» Input data:
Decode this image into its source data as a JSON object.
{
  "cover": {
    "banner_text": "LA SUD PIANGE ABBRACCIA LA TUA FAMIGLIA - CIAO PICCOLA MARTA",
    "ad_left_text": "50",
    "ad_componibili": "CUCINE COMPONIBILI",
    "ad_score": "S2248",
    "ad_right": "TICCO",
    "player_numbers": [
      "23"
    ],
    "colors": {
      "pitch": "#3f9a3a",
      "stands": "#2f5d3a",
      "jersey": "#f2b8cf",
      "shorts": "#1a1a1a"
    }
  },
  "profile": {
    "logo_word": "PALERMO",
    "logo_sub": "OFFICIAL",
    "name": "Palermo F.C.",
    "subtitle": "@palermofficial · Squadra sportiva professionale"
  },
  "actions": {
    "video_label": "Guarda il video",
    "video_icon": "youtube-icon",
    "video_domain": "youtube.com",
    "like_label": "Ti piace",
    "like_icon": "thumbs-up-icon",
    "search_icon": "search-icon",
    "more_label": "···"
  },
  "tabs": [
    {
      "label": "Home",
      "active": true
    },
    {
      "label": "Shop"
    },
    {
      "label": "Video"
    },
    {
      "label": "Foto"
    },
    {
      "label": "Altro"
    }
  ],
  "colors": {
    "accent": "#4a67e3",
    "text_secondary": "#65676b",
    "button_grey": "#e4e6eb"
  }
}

» What is needed: Return all lines containing "icon".

» The completed task:
    "video_icon": "youtube-icon",
    "like_icon": "thumbs-up-icon",
    "search_icon": "search-icon",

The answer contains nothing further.